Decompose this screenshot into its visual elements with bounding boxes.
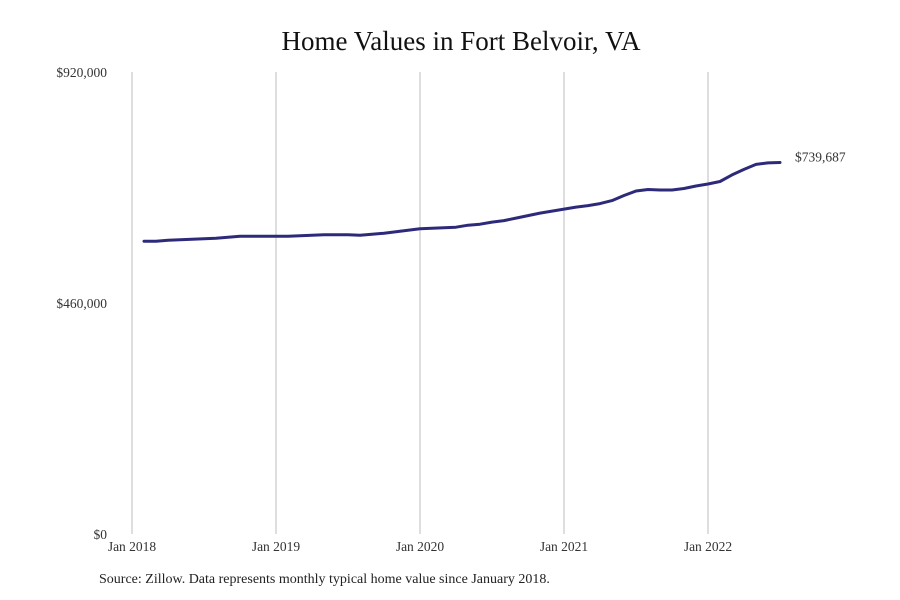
x-tick-label: Jan 2022 [684,539,732,554]
source-note: Source: Zillow. Data represents monthly … [99,572,550,587]
y-tick-label: $0 [94,527,108,542]
x-axis-ticks: Jan 2018 Jan 2019 Jan 2020 Jan 2021 Jan 2022 [108,539,732,554]
y-tick-label: $920,000 [56,65,107,80]
chart-title: Home Values in Fort Belvoir, VA [281,26,641,56]
y-axis-ticks: $0 $460,000 $920,000 [56,65,107,542]
gridlines [131,72,709,534]
x-tick-label: Jan 2020 [396,539,445,554]
x-tick-label: Jan 2018 [108,539,157,554]
x-tick-label: Jan 2021 [540,539,588,554]
end-value-label: $739,687 [795,150,846,165]
x-tick-label: Jan 2019 [252,539,301,554]
series-line [142,161,782,243]
y-tick-label: $460,000 [56,296,107,311]
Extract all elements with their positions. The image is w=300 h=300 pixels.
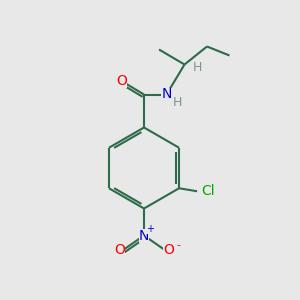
Text: O: O bbox=[114, 244, 125, 257]
Text: N: N bbox=[139, 229, 149, 242]
Text: H: H bbox=[173, 96, 183, 110]
Text: H: H bbox=[192, 61, 202, 74]
Text: -: - bbox=[176, 240, 180, 250]
Text: +: + bbox=[146, 224, 154, 234]
Text: O: O bbox=[163, 244, 174, 257]
Text: N: N bbox=[161, 88, 172, 101]
Text: Cl: Cl bbox=[201, 184, 214, 198]
Text: O: O bbox=[116, 74, 127, 88]
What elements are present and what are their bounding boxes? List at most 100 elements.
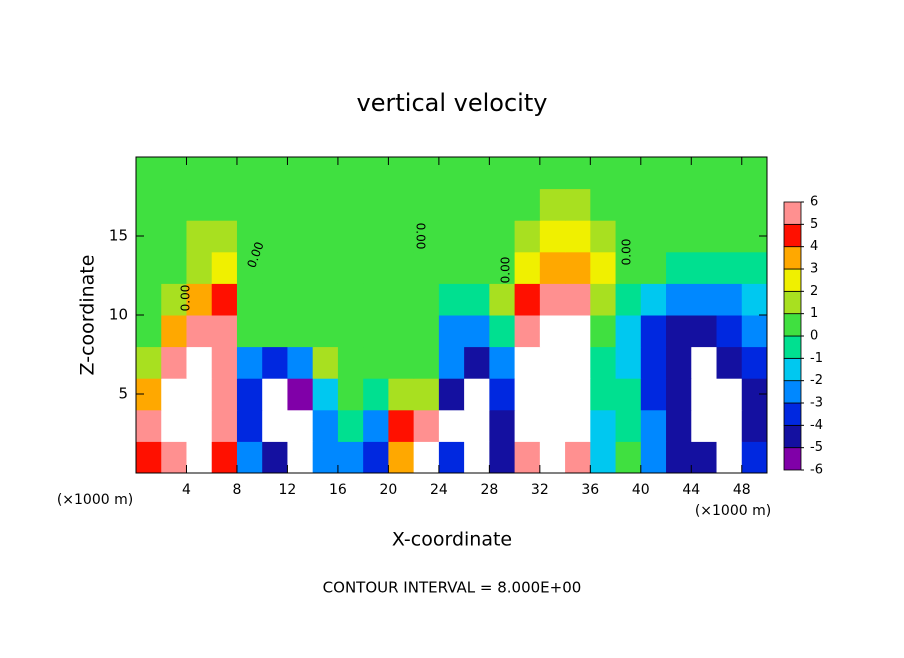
- cell: [136, 251, 162, 284]
- cell: [691, 157, 718, 190]
- cell: [236, 441, 263, 474]
- cell: [464, 346, 490, 379]
- cell: [136, 188, 162, 221]
- colorbar-swatch: [783, 447, 802, 471]
- cell: [388, 441, 415, 474]
- footer: CONTOUR INTERVAL = 8.000E+00: [323, 579, 582, 597]
- cell: [666, 346, 692, 379]
- cell: [691, 251, 718, 284]
- cell: [565, 315, 591, 348]
- cell: [236, 283, 263, 316]
- cell: [136, 441, 162, 474]
- cell: [413, 441, 440, 474]
- cell: [514, 157, 541, 190]
- cell: [741, 188, 768, 221]
- cell: [136, 409, 162, 442]
- colorbar-label: -6: [810, 463, 823, 478]
- cell: [413, 346, 440, 379]
- cell: [413, 378, 440, 411]
- cell: [666, 378, 692, 411]
- cell: [716, 283, 743, 316]
- cell: [741, 346, 768, 379]
- cell: [691, 283, 718, 316]
- cell: [539, 220, 566, 253]
- colorbar-label: -1: [810, 351, 823, 366]
- cell: [640, 188, 667, 221]
- cell: [262, 220, 288, 253]
- cell: [464, 157, 490, 190]
- cell: [337, 409, 364, 442]
- cell: [413, 251, 440, 284]
- y-tick-label: 5: [118, 385, 128, 403]
- cell: [691, 315, 718, 348]
- cell: [438, 220, 465, 253]
- cell: [615, 346, 642, 379]
- cell: [464, 251, 490, 284]
- cell: [438, 188, 465, 221]
- cell: [666, 157, 692, 190]
- x-tick-label: 32: [531, 482, 549, 498]
- cell: [136, 157, 162, 190]
- colorbar-label: -5: [810, 440, 823, 455]
- cell: [565, 409, 591, 442]
- cell: [136, 315, 162, 348]
- cell: [615, 283, 642, 316]
- field: [136, 157, 768, 474]
- cell: [438, 409, 465, 442]
- cell: [287, 346, 314, 379]
- colorbar-swatch: [783, 268, 802, 292]
- cell: [438, 157, 465, 190]
- overlay: 0.000.000.000.000.00: [135, 156, 768, 474]
- cell: [539, 346, 566, 379]
- x-tick-label: 36: [581, 482, 599, 498]
- y-axis-label: Z-coordinate: [77, 255, 99, 376]
- cell: [388, 315, 415, 348]
- cell: [287, 283, 314, 316]
- cell: [691, 378, 718, 411]
- cell: [666, 220, 692, 253]
- cell: [590, 220, 617, 253]
- cell: [236, 220, 263, 253]
- cell: [161, 441, 187, 474]
- colorbar-label: -2: [810, 373, 823, 388]
- cell: [666, 315, 692, 348]
- cell: [666, 251, 692, 284]
- colorbar-label: 6: [810, 195, 818, 210]
- cell: [640, 251, 667, 284]
- cell: [186, 346, 213, 379]
- cell: [539, 378, 566, 411]
- cell: [211, 251, 238, 284]
- cell: [236, 251, 263, 284]
- cell: [464, 378, 490, 411]
- cell: [337, 346, 364, 379]
- colorbar-label: -3: [810, 396, 823, 411]
- cell: [514, 220, 541, 253]
- colorbar-swatch: [783, 335, 802, 359]
- contour-label: 0.00: [499, 257, 513, 284]
- colorbar-label: -4: [810, 418, 823, 433]
- cell: [716, 251, 743, 284]
- chart-title: vertical velocity: [357, 89, 548, 117]
- cell: [489, 315, 516, 348]
- cell: [438, 441, 465, 474]
- cell: [262, 441, 288, 474]
- cell: [716, 315, 743, 348]
- cell: [236, 378, 263, 411]
- cell: [312, 251, 339, 284]
- cell: [363, 157, 389, 190]
- cell: [287, 378, 314, 411]
- cell: [161, 157, 187, 190]
- cell: [640, 378, 667, 411]
- cell: [211, 315, 238, 348]
- cell: [640, 409, 667, 442]
- cell: [186, 220, 213, 253]
- cell: [565, 283, 591, 316]
- cell: [388, 157, 415, 190]
- cell: [136, 283, 162, 316]
- cell: [464, 409, 490, 442]
- cell: [514, 251, 541, 284]
- x-tick-label: 4: [182, 482, 191, 498]
- cell: [413, 188, 440, 221]
- cell: [287, 315, 314, 348]
- cell: [262, 409, 288, 442]
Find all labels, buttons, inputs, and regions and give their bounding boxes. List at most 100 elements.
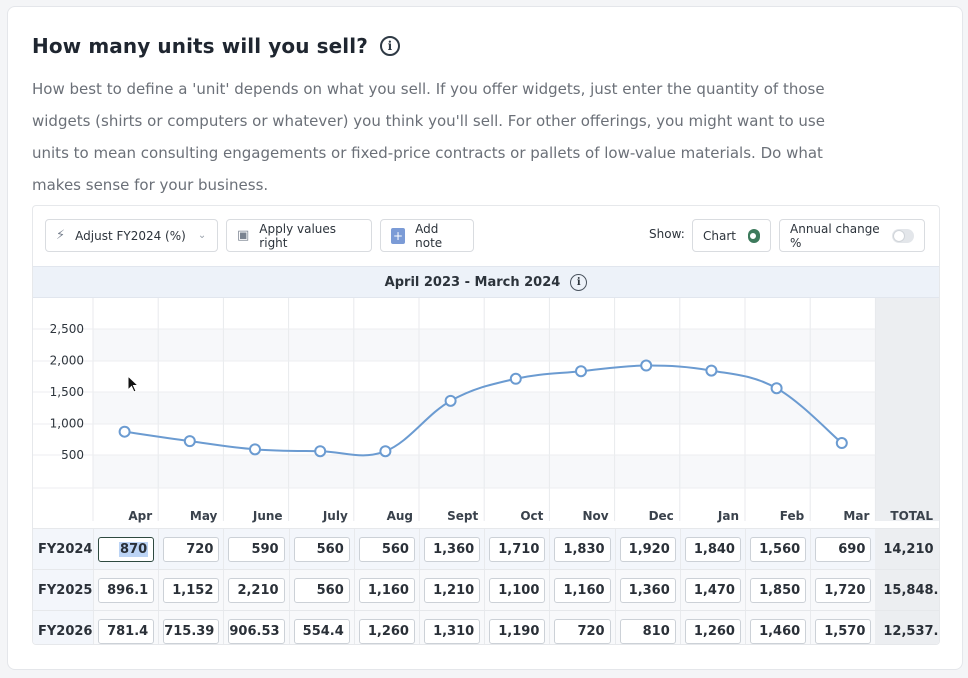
value-input[interactable]: 1,830	[554, 537, 611, 562]
data-point[interactable]	[379, 445, 392, 458]
row-label: FY2024	[33, 529, 93, 569]
value-input[interactable]: 1,160	[358, 578, 415, 603]
table-cell: 715.39	[158, 611, 223, 644]
y-tick-label: 2,500	[50, 322, 84, 336]
data-point[interactable]	[249, 443, 261, 456]
value-input[interactable]: 1,470	[684, 578, 741, 603]
value-input[interactable]: 781.4	[98, 619, 155, 644]
value-input[interactable]: 720	[163, 537, 220, 562]
data-point[interactable]	[705, 364, 718, 377]
data-point[interactable]	[835, 437, 848, 450]
chart-toggle[interactable]	[747, 228, 760, 243]
value-input[interactable]: 1,850	[750, 578, 807, 603]
data-point[interactable]	[314, 445, 327, 458]
value-input[interactable]: 715.39	[163, 619, 220, 644]
title-row: How many units will you sell? i	[32, 34, 400, 58]
add-note-icon: +	[391, 227, 406, 244]
value-input[interactable]: 1,100	[489, 578, 546, 603]
period-label: April 2023 - March 2024	[384, 274, 561, 290]
value-input[interactable]: 870	[98, 537, 155, 562]
value-input[interactable]: 554.4	[293, 619, 350, 644]
annual-change-toggle-button[interactable]: Annual change %	[779, 219, 925, 252]
table-cell: 554.4	[288, 611, 354, 644]
page-title: How many units will you sell?	[32, 34, 368, 58]
value-input[interactable]: 906.53	[228, 619, 285, 644]
add-note-button[interactable]: + Add note	[380, 219, 474, 252]
data-point[interactable]	[183, 435, 196, 448]
table-row: FY2025 896.1 1,152 2,210 560 1,160 1,210 1,100 1…	[33, 569, 939, 610]
apply-values-right-button[interactable]: ▣ Apply values right	[226, 219, 372, 252]
data-point[interactable]	[444, 394, 457, 407]
mouse-cursor-icon	[127, 375, 140, 393]
table-cell: 1,210	[419, 570, 484, 610]
month-header: June	[252, 509, 283, 523]
forecast-panel: ⚡ Adjust FY2024 (%) ⌄ ▣ Apply values rig…	[32, 205, 940, 645]
table-row: FY2026 781.4 715.39 906.53 554.4 1,260 1,310 1,…	[33, 610, 939, 644]
value-input[interactable]: 2,210	[228, 578, 285, 603]
data-point[interactable]	[640, 359, 653, 372]
row-total: 14,210	[875, 529, 939, 569]
value-input[interactable]: 810	[619, 619, 676, 644]
table-cell: 1,160	[353, 570, 419, 610]
table-cell: 1,100	[484, 570, 549, 610]
value-input[interactable]: 1,710	[489, 537, 546, 562]
table-cell: 1,160	[549, 570, 614, 610]
value-input[interactable]: 590	[228, 537, 285, 562]
value-input[interactable]: 1,920	[619, 537, 676, 562]
value-input[interactable]: 720	[554, 619, 611, 644]
value-input[interactable]: 1,160	[554, 578, 611, 603]
data-point[interactable]	[118, 425, 131, 438]
table-cell: 1,360	[614, 570, 680, 610]
value-input[interactable]: 1,360	[424, 537, 481, 562]
value-input[interactable]: 1,720	[815, 578, 872, 603]
value-input[interactable]: 1,460	[750, 619, 807, 644]
adjust-dropdown[interactable]: ⚡ Adjust FY2024 (%) ⌄	[45, 219, 218, 252]
value-input[interactable]: 560	[358, 537, 415, 562]
table-cell: 1,710	[484, 529, 549, 569]
month-header: Feb	[779, 509, 805, 523]
table-cell: 590	[223, 529, 288, 569]
annual-label: Annual change %	[790, 221, 880, 250]
month-header: Dec	[648, 509, 674, 523]
value-input[interactable]: 1,310	[424, 619, 481, 644]
period-info-icon[interactable]: i	[570, 273, 588, 291]
table-cell: 1,152	[158, 570, 223, 610]
value-input[interactable]: 896.1	[98, 578, 155, 603]
value-input[interactable]: 1,260	[358, 619, 415, 644]
chart-toggle-button[interactable]: Chart	[692, 219, 771, 252]
annual-change-toggle[interactable]	[891, 228, 914, 243]
table-cell: 906.53	[223, 611, 288, 644]
table-cell: 896.1	[93, 570, 158, 610]
value-input[interactable]: 1,570	[815, 619, 872, 644]
table-cell: 1,260	[353, 611, 419, 644]
value-input[interactable]: 1,360	[619, 578, 676, 603]
value-input[interactable]: 1,210	[424, 578, 481, 603]
value-input[interactable]: 560	[293, 578, 350, 603]
value-input[interactable]: 1,840	[684, 537, 741, 562]
month-header: May	[189, 509, 218, 523]
value-input[interactable]: 1,190	[489, 619, 546, 644]
table-cell: 1,460	[745, 611, 810, 644]
chevron-down-icon: ⌄	[197, 230, 207, 241]
y-tick-label: 500	[61, 448, 84, 462]
info-icon[interactable]: i	[379, 36, 400, 56]
row-total: 12,537.	[875, 611, 939, 644]
table-cell: 560	[288, 570, 354, 610]
month-header-row: Apr May June July Aug Sept Oct Nov Dec Jan Feb Mar T…	[33, 504, 939, 528]
table-cell: 1,190	[484, 611, 549, 644]
month-header: July	[322, 509, 348, 523]
y-tick-label: 1,500	[50, 385, 84, 399]
row-total: 15,848.	[875, 570, 939, 610]
value-input[interactable]: 1,260	[684, 619, 741, 644]
value-input[interactable]: 690	[815, 537, 872, 562]
value-input[interactable]: 560	[293, 537, 350, 562]
value-input[interactable]: 1,560	[750, 537, 807, 562]
table-cell: 560	[353, 529, 419, 569]
description: How best to define a 'unit' depends on w…	[32, 80, 825, 194]
data-point[interactable]	[770, 382, 783, 395]
table-cell: 1,840	[679, 529, 745, 569]
value-input[interactable]: 1,152	[163, 578, 220, 603]
units-card: How many units will you sell? i How best…	[7, 6, 963, 670]
data-point[interactable]	[509, 372, 522, 385]
data-point[interactable]	[575, 365, 587, 378]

● ● ● ● ●

TASK |
Copy the stretch of lines from the one containing "537, 611, 562]" through the one containing "619, 676, 644]", putting "chart-marker" in place of "data-point" and leaving everything else unchanged.

THE REPLY |
value-input[interactable]: 1,830	[554, 537, 611, 562]
chart-marker[interactable]	[379, 445, 392, 458]
row-label: FY2024	[33, 529, 93, 569]
value-input[interactable]: 1,160	[358, 578, 415, 603]
table-cell: 715.39	[158, 611, 223, 644]
y-tick-label: 2,500	[50, 322, 84, 336]
chart-marker[interactable]	[249, 443, 261, 456]
value-input[interactable]: 1,470	[684, 578, 741, 603]
value-input[interactable]: 781.4	[98, 619, 155, 644]
value-input[interactable]: 720	[163, 537, 220, 562]
chart-marker[interactable]	[705, 364, 718, 377]
chart-marker[interactable]	[835, 437, 848, 450]
chart-toggle[interactable]	[747, 228, 760, 243]
value-input[interactable]: 1,850	[750, 578, 807, 603]
chart-marker[interactable]	[314, 445, 327, 458]
value-input[interactable]: 715.39	[163, 619, 220, 644]
title-row: How many units will you sell? i	[32, 34, 400, 58]
add-note-icon: +	[391, 227, 406, 244]
value-input[interactable]: 1,100	[489, 578, 546, 603]
period-label: April 2023 - March 2024	[384, 274, 561, 290]
value-input[interactable]: 870	[98, 537, 155, 562]
value-input[interactable]: 554.4	[293, 619, 350, 644]
annual-change-toggle-button[interactable]: Annual change %	[779, 219, 925, 252]
table-cell: 554.4	[288, 611, 354, 644]
page-title: How many units will you sell?	[32, 34, 368, 58]
value-input[interactable]: 906.53	[228, 619, 285, 644]
add-note-button[interactable]: + Add note	[380, 219, 474, 252]
chart-marker[interactable]	[183, 435, 196, 448]
table-row: FY2025 896.1 1,152 2,210 560 1,160 1,210 1,100 1…	[33, 569, 939, 610]
apply-values-right-button[interactable]: ▣ Apply values right	[226, 219, 372, 252]
chart-marker[interactable]	[444, 394, 457, 407]
mouse-cursor-icon	[127, 375, 140, 393]
table-cell: 1,210	[419, 570, 484, 610]
month-header: June	[252, 509, 283, 523]
forecast-panel: ⚡ Adjust FY2024 (%) ⌄ ▣ Apply values rig…	[32, 205, 940, 645]
table-row: FY2026 781.4 715.39 906.53 554.4 1,260 1,310 1,…	[33, 610, 939, 644]
value-input[interactable]: 2,210	[228, 578, 285, 603]
chart-marker[interactable]	[640, 359, 653, 372]
row-total: 14,210	[875, 529, 939, 569]
value-input[interactable]: 810	[619, 619, 676, 644]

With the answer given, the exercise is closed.